● Challenge:
Pull out every line with the word "Andersen".

● Data extract:
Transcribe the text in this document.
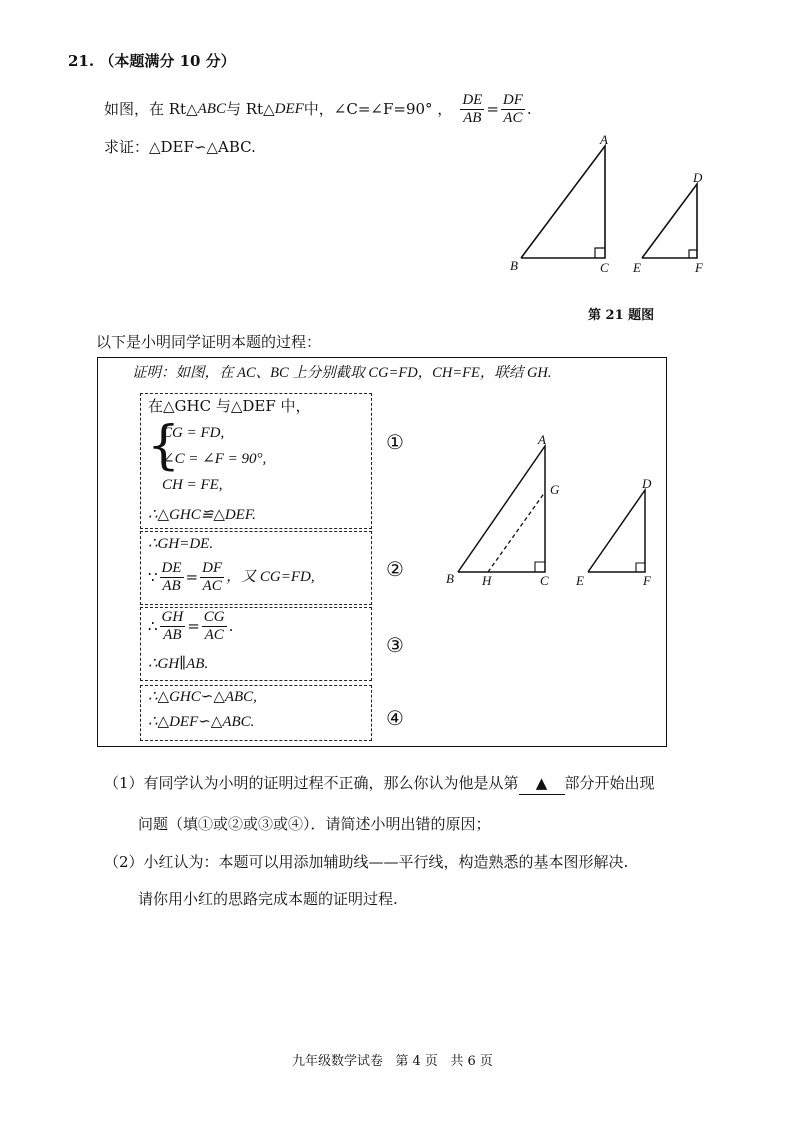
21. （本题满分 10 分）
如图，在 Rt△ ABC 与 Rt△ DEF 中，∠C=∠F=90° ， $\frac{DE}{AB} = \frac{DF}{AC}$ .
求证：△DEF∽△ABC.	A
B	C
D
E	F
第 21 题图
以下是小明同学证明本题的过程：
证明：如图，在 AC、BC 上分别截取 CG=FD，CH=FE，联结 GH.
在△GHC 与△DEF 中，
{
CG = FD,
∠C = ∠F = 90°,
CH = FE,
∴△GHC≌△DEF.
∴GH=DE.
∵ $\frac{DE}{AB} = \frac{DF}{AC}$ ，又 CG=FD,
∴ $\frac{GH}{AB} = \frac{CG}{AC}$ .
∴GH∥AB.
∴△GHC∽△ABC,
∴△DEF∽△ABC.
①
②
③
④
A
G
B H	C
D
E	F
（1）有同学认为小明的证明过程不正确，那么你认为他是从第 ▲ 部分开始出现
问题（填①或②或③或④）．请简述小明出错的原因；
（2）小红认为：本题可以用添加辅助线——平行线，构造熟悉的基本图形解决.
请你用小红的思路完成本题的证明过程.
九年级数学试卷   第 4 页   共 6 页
* * *
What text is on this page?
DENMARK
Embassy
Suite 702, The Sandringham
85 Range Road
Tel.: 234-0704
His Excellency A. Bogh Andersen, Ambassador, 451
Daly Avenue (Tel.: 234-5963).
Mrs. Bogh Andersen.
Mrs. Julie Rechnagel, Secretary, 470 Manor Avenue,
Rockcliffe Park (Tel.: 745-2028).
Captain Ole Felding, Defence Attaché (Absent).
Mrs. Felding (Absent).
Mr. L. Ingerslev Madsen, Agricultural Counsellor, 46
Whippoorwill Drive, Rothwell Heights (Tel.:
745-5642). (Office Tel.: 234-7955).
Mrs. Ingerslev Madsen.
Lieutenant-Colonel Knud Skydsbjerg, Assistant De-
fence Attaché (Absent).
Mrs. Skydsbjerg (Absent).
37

● Correct answer:
His Excellency A. Bogh Andersen, Ambassador, 451
Mrs. Bogh Andersen.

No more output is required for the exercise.